— START OF Information given —

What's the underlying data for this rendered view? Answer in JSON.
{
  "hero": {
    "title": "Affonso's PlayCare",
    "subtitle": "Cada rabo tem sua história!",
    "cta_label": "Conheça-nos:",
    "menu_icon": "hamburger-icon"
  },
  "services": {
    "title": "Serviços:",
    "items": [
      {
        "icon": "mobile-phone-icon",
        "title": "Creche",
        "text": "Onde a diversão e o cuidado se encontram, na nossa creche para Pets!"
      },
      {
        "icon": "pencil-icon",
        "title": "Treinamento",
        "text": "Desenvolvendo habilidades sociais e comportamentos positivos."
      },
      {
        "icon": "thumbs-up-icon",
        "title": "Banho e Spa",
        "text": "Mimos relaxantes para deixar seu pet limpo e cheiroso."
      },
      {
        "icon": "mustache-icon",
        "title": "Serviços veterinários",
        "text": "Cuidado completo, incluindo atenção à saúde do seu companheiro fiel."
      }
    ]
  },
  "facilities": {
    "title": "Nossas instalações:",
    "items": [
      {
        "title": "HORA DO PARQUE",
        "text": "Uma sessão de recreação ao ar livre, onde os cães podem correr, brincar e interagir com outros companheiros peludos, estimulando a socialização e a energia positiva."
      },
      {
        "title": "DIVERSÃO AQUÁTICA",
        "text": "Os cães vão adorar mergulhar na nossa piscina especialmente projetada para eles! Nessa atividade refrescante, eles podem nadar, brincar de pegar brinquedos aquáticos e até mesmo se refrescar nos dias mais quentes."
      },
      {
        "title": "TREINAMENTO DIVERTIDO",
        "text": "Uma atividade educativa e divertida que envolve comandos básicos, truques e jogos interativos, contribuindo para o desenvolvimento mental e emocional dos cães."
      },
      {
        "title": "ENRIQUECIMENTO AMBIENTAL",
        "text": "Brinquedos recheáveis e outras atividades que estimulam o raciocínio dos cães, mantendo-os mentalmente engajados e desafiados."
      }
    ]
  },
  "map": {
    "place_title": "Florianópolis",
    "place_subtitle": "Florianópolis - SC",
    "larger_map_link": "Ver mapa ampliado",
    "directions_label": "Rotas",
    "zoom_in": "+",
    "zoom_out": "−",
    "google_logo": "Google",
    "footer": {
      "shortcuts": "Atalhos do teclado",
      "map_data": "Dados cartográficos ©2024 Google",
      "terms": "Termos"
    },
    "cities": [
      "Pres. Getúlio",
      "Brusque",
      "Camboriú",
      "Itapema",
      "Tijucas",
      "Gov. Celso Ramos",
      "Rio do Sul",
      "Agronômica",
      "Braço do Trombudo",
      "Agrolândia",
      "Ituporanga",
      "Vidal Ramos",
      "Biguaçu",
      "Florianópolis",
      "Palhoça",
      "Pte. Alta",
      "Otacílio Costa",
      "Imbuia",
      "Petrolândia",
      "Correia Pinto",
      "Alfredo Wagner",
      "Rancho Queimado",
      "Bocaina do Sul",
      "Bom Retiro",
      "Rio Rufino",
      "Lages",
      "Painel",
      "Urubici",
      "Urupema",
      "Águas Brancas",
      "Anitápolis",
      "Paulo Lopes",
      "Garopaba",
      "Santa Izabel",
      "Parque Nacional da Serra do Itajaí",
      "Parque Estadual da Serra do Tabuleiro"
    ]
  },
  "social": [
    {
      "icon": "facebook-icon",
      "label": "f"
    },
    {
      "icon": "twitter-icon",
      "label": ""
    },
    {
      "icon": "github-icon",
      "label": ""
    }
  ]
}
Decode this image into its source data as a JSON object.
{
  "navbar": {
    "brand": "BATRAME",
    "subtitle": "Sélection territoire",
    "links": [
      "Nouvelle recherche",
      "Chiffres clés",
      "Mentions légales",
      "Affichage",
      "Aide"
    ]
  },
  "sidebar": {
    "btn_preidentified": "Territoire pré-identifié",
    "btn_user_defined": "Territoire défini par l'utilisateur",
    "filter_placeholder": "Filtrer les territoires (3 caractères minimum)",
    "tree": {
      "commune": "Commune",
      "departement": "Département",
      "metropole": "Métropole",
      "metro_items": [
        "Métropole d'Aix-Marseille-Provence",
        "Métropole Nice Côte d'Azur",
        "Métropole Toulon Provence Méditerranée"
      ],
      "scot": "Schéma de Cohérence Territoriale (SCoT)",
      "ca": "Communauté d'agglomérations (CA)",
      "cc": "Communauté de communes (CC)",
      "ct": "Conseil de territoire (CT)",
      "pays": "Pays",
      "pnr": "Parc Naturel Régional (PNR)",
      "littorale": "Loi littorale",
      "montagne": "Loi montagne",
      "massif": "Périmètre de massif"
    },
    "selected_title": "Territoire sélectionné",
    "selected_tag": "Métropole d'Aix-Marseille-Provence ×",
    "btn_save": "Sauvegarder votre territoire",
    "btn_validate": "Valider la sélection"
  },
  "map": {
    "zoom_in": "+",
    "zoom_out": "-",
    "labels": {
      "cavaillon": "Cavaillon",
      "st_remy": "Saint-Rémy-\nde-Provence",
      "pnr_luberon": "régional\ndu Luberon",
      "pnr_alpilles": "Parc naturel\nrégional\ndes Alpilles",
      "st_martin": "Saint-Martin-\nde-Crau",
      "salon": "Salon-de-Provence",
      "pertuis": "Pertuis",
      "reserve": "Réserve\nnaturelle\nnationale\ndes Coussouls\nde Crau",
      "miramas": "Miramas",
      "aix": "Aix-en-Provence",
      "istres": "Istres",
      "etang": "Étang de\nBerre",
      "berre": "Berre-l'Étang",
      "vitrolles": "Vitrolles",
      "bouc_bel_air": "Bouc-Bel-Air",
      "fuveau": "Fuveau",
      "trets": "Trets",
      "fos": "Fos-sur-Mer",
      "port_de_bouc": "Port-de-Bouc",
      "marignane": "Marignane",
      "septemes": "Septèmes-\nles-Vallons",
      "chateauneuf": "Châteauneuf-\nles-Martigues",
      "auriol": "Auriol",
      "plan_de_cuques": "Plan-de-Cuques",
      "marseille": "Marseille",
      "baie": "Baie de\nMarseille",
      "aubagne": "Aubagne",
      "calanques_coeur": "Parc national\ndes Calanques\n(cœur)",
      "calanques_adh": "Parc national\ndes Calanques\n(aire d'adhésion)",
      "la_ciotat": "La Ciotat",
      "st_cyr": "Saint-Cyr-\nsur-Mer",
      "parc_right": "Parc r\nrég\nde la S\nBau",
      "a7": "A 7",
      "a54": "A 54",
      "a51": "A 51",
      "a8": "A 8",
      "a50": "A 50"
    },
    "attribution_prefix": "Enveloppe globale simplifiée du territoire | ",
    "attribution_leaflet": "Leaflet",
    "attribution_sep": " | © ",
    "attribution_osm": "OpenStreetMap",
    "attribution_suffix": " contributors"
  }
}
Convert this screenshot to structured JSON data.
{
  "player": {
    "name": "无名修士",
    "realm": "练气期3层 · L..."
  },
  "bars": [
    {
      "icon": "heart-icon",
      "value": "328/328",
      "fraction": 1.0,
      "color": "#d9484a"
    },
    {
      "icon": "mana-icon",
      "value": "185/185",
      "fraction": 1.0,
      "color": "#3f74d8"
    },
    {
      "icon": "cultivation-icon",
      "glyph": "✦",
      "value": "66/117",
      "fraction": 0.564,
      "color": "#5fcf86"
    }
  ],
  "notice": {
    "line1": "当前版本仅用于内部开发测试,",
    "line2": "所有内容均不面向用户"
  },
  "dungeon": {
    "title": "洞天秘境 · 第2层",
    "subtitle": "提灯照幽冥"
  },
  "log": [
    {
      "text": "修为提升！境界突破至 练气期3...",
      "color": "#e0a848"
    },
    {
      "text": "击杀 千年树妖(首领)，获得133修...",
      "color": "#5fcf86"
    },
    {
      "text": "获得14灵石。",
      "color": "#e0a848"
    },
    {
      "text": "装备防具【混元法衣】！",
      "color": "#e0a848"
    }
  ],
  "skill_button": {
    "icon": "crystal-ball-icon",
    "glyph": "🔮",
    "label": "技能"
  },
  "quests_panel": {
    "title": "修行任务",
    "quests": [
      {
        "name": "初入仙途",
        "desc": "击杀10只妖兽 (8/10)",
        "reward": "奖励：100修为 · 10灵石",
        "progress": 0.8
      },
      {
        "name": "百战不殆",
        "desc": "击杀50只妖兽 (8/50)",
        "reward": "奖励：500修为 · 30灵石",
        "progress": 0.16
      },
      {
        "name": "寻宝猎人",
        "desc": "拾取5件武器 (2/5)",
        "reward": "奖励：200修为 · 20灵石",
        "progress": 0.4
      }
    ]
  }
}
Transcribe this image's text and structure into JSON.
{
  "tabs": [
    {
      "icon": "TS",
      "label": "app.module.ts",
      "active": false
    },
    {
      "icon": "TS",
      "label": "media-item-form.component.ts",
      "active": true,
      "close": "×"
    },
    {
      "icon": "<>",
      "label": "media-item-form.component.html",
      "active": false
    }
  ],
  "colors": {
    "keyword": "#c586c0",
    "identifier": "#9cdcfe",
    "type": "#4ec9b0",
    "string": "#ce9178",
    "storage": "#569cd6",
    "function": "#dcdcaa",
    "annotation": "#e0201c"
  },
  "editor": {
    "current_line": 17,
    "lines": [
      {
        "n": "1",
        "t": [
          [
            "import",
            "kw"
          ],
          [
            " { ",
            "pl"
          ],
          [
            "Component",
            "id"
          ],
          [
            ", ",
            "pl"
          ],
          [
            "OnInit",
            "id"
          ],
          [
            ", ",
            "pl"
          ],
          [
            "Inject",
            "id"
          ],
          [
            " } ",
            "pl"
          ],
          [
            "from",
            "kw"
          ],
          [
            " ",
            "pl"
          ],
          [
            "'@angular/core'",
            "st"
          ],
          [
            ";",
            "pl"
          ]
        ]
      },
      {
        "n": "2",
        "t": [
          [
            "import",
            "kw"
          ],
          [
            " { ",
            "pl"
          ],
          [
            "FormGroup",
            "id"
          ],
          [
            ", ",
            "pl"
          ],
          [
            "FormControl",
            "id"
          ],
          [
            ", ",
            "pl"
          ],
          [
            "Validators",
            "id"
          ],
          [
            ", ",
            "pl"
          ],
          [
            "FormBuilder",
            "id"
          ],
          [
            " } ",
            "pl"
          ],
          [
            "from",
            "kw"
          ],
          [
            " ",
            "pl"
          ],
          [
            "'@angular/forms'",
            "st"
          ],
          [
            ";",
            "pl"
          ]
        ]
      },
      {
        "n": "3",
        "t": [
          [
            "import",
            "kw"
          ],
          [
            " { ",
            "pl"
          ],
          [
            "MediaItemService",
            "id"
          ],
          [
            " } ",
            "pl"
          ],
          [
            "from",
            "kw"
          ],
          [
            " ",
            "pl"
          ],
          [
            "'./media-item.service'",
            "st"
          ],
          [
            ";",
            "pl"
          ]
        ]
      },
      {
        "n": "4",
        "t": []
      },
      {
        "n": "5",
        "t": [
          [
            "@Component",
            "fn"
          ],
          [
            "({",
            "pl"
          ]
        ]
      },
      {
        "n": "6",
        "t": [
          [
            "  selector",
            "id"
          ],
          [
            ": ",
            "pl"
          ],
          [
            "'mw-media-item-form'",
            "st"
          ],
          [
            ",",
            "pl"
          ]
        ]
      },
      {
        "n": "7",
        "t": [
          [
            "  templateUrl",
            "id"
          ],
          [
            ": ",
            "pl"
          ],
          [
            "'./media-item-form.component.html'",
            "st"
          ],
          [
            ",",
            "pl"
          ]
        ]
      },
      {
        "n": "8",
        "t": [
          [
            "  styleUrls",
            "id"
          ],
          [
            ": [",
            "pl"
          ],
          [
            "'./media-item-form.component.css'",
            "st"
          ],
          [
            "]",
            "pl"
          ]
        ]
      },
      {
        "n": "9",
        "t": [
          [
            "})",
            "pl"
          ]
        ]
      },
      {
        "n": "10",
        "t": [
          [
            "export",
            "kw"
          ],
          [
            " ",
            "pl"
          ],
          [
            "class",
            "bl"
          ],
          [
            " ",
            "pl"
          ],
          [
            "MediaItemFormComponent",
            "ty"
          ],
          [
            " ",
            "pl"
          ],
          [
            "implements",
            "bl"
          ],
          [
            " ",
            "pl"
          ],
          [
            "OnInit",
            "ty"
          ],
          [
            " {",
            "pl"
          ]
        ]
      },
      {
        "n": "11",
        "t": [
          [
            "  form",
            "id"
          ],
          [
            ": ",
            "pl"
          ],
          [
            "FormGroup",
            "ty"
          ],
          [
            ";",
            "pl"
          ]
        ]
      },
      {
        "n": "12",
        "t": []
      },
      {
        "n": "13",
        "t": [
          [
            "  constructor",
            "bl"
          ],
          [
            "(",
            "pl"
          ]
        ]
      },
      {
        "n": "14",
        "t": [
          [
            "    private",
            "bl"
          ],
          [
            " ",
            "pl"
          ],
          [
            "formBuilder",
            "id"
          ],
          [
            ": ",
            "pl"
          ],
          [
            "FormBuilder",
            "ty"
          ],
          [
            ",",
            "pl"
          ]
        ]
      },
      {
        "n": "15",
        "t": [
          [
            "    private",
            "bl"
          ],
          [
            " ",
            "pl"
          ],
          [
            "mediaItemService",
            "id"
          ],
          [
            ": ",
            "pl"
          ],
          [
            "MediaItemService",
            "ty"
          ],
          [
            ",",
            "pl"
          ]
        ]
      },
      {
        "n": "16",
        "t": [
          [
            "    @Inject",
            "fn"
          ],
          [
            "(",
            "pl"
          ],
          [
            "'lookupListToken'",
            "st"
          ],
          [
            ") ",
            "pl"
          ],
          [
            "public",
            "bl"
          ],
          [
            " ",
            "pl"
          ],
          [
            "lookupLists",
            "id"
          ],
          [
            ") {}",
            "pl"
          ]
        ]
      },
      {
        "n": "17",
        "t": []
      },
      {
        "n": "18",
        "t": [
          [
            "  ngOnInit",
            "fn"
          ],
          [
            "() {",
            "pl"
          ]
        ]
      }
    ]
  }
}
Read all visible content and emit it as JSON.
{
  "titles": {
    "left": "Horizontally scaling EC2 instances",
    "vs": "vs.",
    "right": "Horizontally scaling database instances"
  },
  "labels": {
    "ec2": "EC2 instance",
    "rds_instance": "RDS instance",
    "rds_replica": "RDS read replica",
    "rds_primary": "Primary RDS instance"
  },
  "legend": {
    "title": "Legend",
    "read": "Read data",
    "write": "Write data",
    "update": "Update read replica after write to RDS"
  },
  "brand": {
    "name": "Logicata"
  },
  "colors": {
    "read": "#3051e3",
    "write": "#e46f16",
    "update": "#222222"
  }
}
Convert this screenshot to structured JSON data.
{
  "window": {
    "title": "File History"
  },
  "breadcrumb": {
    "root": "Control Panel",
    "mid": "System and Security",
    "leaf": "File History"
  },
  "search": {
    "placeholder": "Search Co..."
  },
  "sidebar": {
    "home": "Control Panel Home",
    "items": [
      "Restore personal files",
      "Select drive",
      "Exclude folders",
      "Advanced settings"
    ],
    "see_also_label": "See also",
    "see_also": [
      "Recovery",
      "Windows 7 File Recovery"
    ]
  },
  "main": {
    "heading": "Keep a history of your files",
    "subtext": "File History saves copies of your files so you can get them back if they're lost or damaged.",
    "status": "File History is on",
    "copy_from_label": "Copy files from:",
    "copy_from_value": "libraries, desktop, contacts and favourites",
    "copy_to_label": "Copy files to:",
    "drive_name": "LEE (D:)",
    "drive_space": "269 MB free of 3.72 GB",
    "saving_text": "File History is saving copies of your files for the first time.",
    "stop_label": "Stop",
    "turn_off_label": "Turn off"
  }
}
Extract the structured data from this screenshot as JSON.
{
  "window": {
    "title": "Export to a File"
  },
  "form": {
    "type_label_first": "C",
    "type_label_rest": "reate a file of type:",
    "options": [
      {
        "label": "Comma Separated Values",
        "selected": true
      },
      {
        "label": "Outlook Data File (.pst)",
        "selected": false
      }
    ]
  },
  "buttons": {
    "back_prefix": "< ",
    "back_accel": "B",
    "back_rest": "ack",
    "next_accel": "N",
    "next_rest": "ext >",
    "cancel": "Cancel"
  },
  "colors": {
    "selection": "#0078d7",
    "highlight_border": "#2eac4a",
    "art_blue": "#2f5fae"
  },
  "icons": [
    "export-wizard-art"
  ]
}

— END OF Information given —

* [Short exercise]: Copy out each line of the material that holds the word "update".

* [Solution to this task]:
    "update": "Update read replica after write to RDS"
    "update": "#222222"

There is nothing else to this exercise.